BACAAN YANG DIBERIKAN:
========================

Site icon MAMIRA.ID

Bindara Bungso: Leluhur Para Raja Sumenep

Ket.Foto: Asta Kiai Abdulullah atau Bindara Bungso yang terletak di Desa Batu Ampar, Guluk-guluk. (Mamira.ID/Ririp)

Mamira.ID – Sejarah Sumenep tidak bisa lepas dari sosok Kiai Abdullah alias Bindara Bungso, atau masyarakat menyebutnya dengan sebutan Kiai Batuampar. Dari beliaulah era keemasan di poros timur pulau garam ini bermula. Dimulai pada abad ke-18 terlukis oleh sebagian besar anak cucunya. Dua karakter ulama dan umara yang melekat pada keturunannya, menjadi bagian yang tak terpisahkan pada era penguasa Sumenep tempo dulu. Hal tersebut dapat dibuktikan dengan diangkatnya Bindara Saot sebagai penguasa bumi Sumekar.

Dikisahkan, sosok Kiai Abdullah merupakan salah satu santri yang setia menemani Kiai  Abdurrahman Raba saat membabat tanah Kampung Raba, Desa Sumedangan, Kecamatan Pademawu, Kabupaten Pamekasan. Selain dikenal sebagai santri yang setia, beliau juga merupakan keponakan dari Sang Wali dari tanah Sendir, Kecamatan Lenteng, Sumenep.

Kiai Abdullah menetap di sebuah desa yang asri dan permai, yakni Desa Batuampar, Kecamatan Guluk Guluk, Kabupaten Sumenep. Beliau menempati kawasan itu berdasarkan isyarat sekaligus petunjuk sang guru guna memperluas ajaran keilmuan dan dakwah Islamiah.

Secara garis nasab, Kiai Abdullah merupakan putra dari pasangan Kiai Abdul Qidam dan Nyai Dewi Asri. Ayahnya berasal dari Kampung Airsojih, Kota Gerbang Salam, Pamekasan. Sedangkan ibunya berasal dari Desa Sendir, Kecamatan Lenteng yang tak lain merupakan saudara dari Sang Wali pembabat kawasan Raba, kota Gerbang Salam.

========================

DATA YANG DISEDIAKAN:
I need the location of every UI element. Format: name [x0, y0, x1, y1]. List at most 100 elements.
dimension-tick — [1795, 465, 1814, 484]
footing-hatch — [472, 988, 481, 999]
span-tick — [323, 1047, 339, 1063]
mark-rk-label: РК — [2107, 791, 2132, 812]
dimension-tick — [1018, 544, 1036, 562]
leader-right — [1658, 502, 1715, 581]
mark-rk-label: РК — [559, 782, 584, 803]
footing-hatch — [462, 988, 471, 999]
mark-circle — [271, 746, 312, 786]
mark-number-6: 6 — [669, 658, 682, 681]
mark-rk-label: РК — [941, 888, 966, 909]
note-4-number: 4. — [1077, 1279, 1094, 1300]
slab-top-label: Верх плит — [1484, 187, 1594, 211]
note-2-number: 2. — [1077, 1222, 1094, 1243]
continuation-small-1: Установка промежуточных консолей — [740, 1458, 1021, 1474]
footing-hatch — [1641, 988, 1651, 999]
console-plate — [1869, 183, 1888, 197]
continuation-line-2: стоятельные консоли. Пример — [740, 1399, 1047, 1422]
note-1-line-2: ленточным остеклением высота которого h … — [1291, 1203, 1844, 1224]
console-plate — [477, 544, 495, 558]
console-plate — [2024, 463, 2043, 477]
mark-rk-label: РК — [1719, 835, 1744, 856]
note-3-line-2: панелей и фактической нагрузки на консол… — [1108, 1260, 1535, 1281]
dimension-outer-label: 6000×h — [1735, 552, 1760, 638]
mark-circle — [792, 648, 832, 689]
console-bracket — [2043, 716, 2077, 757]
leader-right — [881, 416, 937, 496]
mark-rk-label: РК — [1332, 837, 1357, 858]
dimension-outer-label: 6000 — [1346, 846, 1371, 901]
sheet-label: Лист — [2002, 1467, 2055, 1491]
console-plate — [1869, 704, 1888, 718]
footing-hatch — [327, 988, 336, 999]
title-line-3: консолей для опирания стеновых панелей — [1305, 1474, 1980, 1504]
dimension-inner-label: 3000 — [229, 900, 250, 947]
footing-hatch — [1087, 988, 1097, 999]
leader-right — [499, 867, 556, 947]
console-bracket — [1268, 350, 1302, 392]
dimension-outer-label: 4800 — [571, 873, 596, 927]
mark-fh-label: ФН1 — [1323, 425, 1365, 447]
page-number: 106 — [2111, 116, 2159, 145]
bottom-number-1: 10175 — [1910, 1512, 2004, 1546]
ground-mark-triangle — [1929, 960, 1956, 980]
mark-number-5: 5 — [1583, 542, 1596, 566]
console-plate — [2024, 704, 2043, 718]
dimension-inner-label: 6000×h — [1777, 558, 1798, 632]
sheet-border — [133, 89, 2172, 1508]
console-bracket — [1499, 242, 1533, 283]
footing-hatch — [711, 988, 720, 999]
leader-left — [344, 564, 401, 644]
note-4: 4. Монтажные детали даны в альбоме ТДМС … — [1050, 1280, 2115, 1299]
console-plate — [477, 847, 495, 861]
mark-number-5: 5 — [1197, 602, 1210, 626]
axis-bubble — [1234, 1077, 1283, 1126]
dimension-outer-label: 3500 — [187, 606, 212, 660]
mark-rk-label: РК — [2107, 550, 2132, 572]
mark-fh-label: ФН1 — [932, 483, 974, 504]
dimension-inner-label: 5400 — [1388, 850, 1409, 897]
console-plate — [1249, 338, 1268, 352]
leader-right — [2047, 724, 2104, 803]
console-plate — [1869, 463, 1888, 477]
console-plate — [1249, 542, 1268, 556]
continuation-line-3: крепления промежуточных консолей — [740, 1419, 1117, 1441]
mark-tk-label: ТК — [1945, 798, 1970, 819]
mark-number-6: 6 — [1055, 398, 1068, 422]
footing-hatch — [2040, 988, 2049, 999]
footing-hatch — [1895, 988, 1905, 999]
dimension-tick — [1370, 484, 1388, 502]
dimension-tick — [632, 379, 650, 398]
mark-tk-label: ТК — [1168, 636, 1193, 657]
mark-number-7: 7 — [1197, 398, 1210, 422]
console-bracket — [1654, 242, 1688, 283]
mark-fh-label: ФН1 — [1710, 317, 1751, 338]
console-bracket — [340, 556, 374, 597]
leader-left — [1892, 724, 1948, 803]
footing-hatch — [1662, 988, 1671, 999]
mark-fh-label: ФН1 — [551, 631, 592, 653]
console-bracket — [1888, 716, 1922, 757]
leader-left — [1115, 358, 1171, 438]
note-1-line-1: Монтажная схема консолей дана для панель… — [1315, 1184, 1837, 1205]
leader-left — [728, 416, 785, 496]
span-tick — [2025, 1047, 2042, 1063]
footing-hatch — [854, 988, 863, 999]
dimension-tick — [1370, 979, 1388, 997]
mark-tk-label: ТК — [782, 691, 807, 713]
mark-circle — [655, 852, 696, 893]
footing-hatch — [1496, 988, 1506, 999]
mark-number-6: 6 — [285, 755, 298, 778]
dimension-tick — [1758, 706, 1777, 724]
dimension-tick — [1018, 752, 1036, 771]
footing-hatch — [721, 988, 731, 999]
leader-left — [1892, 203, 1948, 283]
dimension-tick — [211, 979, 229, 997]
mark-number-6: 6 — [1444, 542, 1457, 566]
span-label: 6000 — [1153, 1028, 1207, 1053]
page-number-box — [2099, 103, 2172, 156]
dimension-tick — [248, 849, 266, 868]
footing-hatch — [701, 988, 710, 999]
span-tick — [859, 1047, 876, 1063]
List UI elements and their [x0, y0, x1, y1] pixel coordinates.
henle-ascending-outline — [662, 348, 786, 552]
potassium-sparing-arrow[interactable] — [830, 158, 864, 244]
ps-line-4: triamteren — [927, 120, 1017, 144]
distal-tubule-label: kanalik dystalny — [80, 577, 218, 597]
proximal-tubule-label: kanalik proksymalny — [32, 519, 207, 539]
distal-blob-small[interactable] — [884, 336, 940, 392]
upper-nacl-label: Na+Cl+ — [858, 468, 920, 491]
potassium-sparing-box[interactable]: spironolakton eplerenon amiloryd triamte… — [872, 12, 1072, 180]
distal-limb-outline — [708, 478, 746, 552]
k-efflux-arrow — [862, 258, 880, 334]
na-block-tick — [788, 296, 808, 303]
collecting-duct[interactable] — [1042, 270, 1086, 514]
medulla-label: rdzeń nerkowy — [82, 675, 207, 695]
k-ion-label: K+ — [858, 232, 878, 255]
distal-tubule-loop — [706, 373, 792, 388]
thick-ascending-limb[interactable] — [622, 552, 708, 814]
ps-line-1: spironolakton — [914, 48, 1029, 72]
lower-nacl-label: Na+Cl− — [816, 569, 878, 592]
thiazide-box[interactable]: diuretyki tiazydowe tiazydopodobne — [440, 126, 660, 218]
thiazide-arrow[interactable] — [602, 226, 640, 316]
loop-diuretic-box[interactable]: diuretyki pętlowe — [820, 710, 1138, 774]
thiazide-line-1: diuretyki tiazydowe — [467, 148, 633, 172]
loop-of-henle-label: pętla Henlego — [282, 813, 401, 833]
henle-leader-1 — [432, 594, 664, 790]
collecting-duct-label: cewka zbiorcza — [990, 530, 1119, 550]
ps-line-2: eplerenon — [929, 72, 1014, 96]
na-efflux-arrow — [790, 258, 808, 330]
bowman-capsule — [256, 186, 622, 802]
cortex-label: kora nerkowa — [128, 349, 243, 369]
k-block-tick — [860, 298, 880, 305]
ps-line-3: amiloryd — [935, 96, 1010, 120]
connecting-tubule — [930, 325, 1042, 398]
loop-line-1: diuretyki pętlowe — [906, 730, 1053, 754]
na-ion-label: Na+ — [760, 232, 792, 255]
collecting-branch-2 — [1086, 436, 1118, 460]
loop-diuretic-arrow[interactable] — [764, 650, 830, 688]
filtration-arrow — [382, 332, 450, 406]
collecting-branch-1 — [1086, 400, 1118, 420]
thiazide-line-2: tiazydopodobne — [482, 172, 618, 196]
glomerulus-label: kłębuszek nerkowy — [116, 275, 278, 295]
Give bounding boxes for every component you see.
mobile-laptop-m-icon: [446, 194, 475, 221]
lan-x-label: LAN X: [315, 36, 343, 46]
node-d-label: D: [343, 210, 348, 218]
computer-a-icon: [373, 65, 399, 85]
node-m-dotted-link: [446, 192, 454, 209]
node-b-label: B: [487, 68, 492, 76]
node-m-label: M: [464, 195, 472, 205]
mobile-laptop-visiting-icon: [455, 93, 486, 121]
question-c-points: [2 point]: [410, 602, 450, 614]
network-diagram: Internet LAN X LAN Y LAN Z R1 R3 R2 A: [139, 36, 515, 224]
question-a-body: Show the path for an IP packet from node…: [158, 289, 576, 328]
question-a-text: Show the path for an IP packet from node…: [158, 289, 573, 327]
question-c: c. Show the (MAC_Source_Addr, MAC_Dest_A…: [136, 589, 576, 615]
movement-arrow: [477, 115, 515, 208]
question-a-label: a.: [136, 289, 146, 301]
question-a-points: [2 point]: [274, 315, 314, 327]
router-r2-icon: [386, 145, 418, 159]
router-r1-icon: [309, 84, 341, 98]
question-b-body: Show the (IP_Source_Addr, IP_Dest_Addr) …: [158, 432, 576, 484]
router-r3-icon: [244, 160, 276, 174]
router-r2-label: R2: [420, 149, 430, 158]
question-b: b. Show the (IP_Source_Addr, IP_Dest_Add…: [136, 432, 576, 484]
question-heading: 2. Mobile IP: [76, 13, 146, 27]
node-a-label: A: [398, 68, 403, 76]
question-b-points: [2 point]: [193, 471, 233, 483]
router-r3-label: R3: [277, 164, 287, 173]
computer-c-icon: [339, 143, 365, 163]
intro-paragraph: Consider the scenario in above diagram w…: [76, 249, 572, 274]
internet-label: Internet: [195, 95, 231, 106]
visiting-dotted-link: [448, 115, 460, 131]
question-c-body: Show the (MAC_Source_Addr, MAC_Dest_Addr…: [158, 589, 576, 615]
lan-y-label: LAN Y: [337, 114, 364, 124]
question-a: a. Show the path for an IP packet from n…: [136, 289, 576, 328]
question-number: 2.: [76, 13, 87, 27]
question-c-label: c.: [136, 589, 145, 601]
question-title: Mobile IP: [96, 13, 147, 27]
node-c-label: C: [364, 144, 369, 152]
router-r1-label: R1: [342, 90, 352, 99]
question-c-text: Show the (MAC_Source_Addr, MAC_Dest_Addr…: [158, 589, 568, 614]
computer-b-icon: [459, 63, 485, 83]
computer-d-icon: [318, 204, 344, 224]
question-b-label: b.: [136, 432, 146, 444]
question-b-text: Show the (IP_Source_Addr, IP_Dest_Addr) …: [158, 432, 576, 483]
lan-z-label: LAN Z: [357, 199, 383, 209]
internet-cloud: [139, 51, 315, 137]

========================

INSTRUKSI 1: Menurut bacaan tentang Bindara Bungso, siapa nama ayah dan ibu Kiai Abdullah?
INSTRUKSI 2: Lanjutkan bacaan tentang Bindara Bungso dari bagian terakhir yang ditampilkan.
Data tersebut merupakan bahan tersendiri yang terpisah dari bacaan tentang Bindara Bungso.

HASIL LATIHAN 1: Ayahnya Kiai Abdul Qidam dan ibunya Nyai Dewi Asri.

HASIL LATIHAN 2:
Kiai Abdullah tercatat sebagai ayah dari Bindara Saot alias Kanjeng Raden Tumenggung Tirtanegara, penguasa Sumenep 1750-1762. Dari sinilah berawal era gemilang atau puncak keemasan masa pemerintahan keraton Sumenep.

“Asta Kiai Abdullah dikenal banyak orang dengan sebutan Asta Batuampar , asta tersebut merupakan situs bersejarah sekaligus lehuhur para penguasa dinasti terakhir keraton Sumenep,” ujar H. Muhammad Farid Rofik yang merupakan Kepala Desa Batuampar sekaligus masih keturunan dari Kiai Abdullah.

Ket.Foto: Bagian dalam masjid tampak masih asli yang berada di komplek Asta Batu Ampar (Mamira.ID/Ririp)

Cara Bindara Bungso Berdakwah

Di samping itu, Kiai Agung Abdullah atau yang juga dikenal dengan sebutan Kiai Bindara Bungso, beliau banyak berjasa dalam membentuk peradaban dan membumikan nilai-nilai keislaman di Madura timur, khususnya di belahan barat jalur tengah Sumenep.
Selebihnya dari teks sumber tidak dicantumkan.